**Problem:** Copy the listing word for word, from its first line through the line that contains "Text: — STB", including that line.

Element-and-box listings
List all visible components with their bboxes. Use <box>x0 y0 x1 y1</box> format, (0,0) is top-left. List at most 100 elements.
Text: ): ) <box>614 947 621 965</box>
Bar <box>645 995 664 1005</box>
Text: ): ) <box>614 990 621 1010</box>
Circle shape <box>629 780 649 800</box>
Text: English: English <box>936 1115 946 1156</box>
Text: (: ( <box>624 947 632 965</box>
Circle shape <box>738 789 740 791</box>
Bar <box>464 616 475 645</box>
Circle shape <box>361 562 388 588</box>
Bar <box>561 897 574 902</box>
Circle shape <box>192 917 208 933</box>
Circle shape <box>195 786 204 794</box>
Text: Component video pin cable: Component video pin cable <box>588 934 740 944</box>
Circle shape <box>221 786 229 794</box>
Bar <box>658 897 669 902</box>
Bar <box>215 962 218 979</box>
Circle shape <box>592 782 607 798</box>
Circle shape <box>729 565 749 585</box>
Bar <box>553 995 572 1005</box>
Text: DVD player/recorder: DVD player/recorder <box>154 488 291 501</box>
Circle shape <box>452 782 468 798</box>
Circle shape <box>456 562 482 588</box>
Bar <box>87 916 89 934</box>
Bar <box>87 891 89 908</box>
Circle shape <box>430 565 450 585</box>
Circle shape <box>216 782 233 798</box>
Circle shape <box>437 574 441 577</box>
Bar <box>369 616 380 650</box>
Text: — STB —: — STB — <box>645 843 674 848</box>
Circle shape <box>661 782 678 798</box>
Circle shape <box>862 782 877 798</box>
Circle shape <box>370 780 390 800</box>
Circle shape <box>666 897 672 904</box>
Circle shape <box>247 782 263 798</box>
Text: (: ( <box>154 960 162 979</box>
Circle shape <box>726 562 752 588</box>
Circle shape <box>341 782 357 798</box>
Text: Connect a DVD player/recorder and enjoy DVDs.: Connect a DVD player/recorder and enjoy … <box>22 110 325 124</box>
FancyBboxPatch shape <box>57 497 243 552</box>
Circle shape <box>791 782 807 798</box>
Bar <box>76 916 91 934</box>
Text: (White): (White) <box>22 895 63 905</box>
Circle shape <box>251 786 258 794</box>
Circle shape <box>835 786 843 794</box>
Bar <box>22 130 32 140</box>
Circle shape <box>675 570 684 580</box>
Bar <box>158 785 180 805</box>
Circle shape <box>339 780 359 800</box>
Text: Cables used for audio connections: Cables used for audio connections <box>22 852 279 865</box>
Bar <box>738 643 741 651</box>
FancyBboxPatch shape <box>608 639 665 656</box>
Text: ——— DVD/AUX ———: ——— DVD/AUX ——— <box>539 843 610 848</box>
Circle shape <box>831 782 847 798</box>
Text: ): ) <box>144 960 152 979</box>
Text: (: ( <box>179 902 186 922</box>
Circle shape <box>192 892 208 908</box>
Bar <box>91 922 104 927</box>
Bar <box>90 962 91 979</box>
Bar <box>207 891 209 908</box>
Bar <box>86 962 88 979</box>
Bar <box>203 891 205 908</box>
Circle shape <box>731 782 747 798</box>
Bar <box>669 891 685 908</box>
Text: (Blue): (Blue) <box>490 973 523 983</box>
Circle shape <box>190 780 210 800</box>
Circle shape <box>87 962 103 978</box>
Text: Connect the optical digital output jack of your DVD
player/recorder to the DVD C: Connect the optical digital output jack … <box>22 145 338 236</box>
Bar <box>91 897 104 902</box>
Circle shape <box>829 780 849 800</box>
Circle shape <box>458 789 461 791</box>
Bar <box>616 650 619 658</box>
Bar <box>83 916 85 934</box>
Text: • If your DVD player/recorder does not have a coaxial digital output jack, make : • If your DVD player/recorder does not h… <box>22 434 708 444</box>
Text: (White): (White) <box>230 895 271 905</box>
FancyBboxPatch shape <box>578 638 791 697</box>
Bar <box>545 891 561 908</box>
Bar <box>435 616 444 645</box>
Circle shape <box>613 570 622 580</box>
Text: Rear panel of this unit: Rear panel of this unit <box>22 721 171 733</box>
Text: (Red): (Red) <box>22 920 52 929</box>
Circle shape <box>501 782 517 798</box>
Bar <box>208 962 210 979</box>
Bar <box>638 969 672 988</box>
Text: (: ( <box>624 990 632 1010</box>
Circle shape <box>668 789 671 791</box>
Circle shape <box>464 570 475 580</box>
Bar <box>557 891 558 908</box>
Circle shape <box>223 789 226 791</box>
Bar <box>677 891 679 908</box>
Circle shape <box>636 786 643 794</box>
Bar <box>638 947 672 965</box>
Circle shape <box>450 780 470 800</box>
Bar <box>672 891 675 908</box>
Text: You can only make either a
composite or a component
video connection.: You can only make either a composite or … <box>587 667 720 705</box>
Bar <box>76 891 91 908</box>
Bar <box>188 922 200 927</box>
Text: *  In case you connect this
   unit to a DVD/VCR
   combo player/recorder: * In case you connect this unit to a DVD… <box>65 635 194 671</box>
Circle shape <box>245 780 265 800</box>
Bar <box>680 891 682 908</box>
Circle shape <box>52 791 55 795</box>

**Right answer:**
List all visible components with their bboxes. Use <box>x0 y0 x1 y1</box> format, (0,0) is top-left. List at most 100 elements.
Text: ): ) <box>614 947 621 965</box>
Bar <box>645 995 664 1005</box>
Text: ): ) <box>614 990 621 1010</box>
Circle shape <box>629 780 649 800</box>
Text: English: English <box>936 1115 946 1156</box>
Text: (: ( <box>624 947 632 965</box>
Circle shape <box>738 789 740 791</box>
Bar <box>464 616 475 645</box>
Circle shape <box>361 562 388 588</box>
Bar <box>561 897 574 902</box>
Circle shape <box>192 917 208 933</box>
Circle shape <box>195 786 204 794</box>
Text: Component video pin cable: Component video pin cable <box>588 934 740 944</box>
Circle shape <box>221 786 229 794</box>
Bar <box>658 897 669 902</box>
Bar <box>215 962 218 979</box>
Circle shape <box>592 782 607 798</box>
Circle shape <box>729 565 749 585</box>
Bar <box>553 995 572 1005</box>
Text: DVD player/recorder: DVD player/recorder <box>154 488 291 501</box>
Circle shape <box>452 782 468 798</box>
Circle shape <box>456 562 482 588</box>
Bar <box>87 916 89 934</box>
Bar <box>87 891 89 908</box>
Circle shape <box>430 565 450 585</box>
Circle shape <box>216 782 233 798</box>
Circle shape <box>437 574 441 577</box>
Bar <box>369 616 380 650</box>
Text: — STB —: — STB — <box>645 843 674 848</box>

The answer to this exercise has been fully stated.